Find every line in the records below that holds the word "letter", and copy it out.

__________

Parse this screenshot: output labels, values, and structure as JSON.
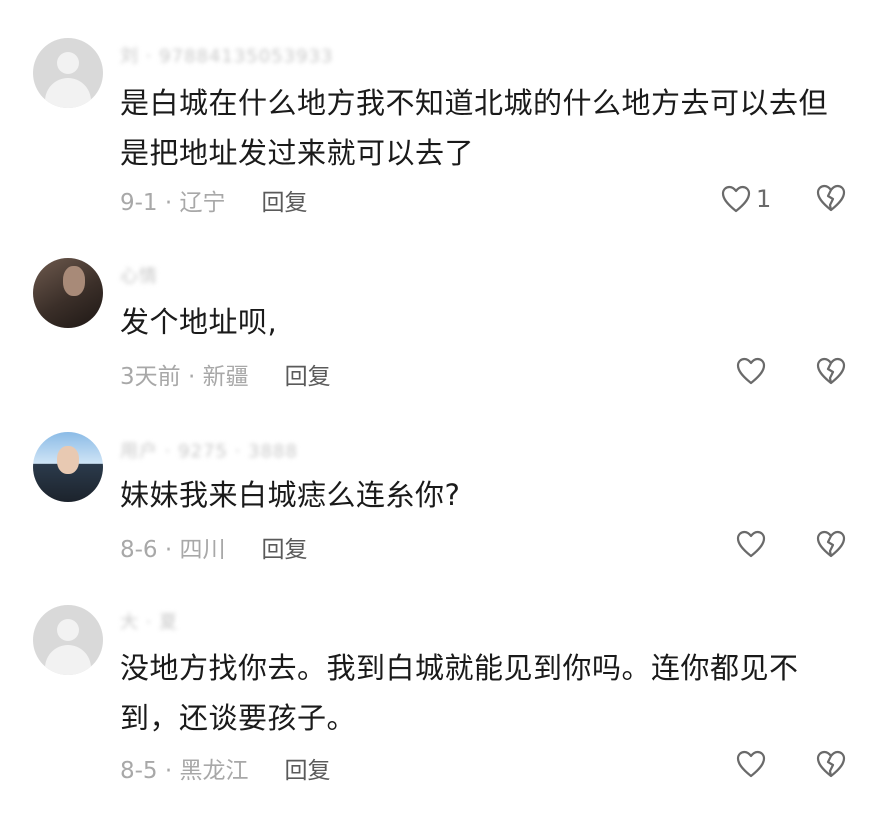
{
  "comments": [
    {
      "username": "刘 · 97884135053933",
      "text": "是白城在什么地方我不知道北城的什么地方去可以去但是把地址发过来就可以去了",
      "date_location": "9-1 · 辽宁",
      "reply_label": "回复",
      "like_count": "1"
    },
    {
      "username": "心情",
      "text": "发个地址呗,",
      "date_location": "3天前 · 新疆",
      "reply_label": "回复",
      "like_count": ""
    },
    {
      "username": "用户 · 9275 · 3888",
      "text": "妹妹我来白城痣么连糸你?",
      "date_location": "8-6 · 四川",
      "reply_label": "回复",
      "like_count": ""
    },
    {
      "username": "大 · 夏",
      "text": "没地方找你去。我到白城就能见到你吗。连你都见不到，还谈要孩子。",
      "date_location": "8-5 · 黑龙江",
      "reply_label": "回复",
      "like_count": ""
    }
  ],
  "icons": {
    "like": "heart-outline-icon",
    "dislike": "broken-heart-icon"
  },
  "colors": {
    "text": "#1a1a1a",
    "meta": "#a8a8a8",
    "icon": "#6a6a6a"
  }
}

__________

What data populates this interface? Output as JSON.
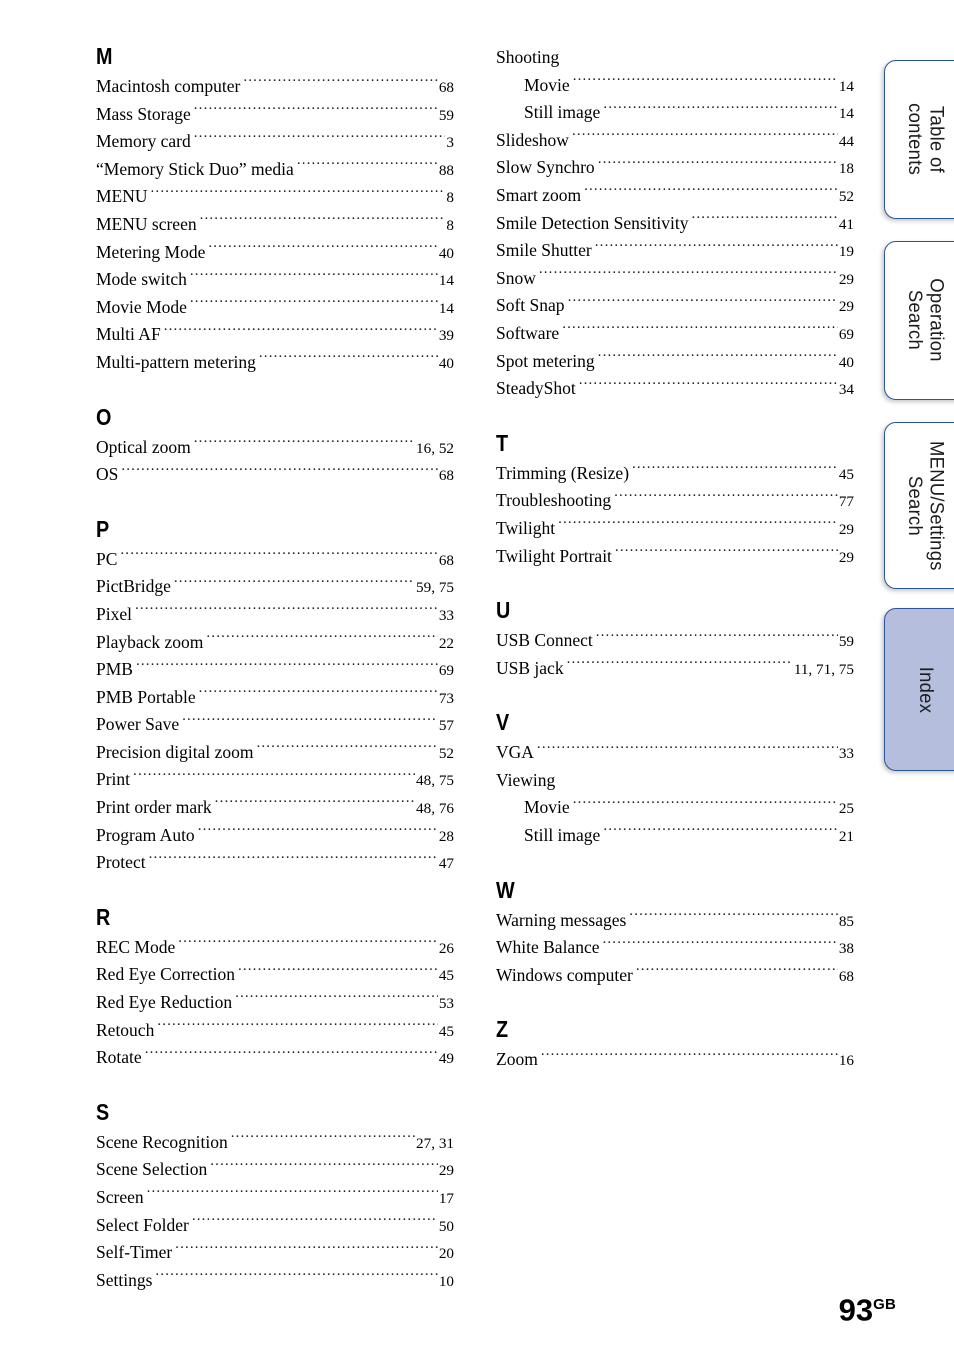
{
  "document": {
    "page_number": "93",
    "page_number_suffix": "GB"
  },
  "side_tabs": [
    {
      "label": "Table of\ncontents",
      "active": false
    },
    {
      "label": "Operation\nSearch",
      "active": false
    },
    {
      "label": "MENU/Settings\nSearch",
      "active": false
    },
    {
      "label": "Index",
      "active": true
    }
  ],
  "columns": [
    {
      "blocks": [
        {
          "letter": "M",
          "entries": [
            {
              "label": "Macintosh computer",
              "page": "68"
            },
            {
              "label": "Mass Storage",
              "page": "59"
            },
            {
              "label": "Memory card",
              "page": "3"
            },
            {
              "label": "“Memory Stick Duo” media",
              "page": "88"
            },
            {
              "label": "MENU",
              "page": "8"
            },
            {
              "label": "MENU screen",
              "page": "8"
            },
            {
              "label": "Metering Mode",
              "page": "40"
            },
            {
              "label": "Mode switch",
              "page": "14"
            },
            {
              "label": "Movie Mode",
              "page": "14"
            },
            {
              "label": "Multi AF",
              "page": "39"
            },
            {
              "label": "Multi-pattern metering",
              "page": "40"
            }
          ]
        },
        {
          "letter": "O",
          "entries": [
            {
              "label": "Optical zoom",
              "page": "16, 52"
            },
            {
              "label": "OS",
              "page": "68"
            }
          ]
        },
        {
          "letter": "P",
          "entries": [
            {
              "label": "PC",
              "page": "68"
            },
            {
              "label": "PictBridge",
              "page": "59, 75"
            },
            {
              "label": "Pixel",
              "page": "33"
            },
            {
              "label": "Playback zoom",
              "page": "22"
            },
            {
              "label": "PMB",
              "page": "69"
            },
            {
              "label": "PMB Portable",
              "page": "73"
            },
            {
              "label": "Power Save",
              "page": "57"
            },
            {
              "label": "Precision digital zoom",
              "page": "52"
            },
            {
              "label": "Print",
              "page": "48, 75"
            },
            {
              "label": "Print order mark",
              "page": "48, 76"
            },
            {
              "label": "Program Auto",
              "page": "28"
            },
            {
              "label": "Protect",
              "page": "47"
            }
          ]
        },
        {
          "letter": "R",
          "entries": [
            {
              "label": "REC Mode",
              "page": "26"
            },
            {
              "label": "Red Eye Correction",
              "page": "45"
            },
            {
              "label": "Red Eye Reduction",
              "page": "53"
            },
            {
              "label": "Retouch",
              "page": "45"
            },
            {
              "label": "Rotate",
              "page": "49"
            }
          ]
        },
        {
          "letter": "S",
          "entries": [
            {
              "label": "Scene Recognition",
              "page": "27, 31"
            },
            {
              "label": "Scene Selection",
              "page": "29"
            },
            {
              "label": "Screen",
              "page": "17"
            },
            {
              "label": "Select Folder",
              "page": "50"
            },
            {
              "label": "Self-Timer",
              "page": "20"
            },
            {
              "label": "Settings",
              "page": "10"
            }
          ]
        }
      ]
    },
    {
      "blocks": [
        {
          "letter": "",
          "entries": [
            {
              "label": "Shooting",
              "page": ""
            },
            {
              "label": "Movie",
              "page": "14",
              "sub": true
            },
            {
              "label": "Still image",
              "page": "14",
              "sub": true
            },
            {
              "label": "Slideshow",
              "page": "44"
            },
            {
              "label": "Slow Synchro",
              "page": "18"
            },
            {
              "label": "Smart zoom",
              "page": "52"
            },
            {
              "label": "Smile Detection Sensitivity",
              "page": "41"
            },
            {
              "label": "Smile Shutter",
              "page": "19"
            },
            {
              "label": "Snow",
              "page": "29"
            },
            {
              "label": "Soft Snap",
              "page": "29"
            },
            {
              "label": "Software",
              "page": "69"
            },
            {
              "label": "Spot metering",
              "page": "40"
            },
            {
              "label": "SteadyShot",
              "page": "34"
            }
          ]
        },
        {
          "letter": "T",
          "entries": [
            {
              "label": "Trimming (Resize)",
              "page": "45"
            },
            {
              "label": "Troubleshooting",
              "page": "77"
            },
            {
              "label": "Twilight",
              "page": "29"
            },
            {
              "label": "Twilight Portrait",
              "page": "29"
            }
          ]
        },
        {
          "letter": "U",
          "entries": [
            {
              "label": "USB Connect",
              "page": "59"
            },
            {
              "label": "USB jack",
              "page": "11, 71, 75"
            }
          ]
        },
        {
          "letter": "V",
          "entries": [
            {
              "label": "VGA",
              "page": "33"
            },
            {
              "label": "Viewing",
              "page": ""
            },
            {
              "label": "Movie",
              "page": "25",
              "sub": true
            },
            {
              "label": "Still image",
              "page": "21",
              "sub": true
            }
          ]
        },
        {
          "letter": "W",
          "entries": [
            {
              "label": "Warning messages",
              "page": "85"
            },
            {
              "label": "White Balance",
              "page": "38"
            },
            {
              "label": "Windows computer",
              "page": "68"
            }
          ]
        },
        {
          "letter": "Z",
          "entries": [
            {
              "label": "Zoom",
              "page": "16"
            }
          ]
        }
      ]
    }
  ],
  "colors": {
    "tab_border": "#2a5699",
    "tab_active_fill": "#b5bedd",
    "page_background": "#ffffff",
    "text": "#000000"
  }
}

__________

» **Output of the exercise**:
          "letter": "M",
          "letter": "O",
          "letter": "P",
          "letter": "R",
          "letter": "S",
          "letter": "",
          "letter": "T",
          "letter": "U",
          "letter": "V",
          "letter": "W",
          "letter": "Z",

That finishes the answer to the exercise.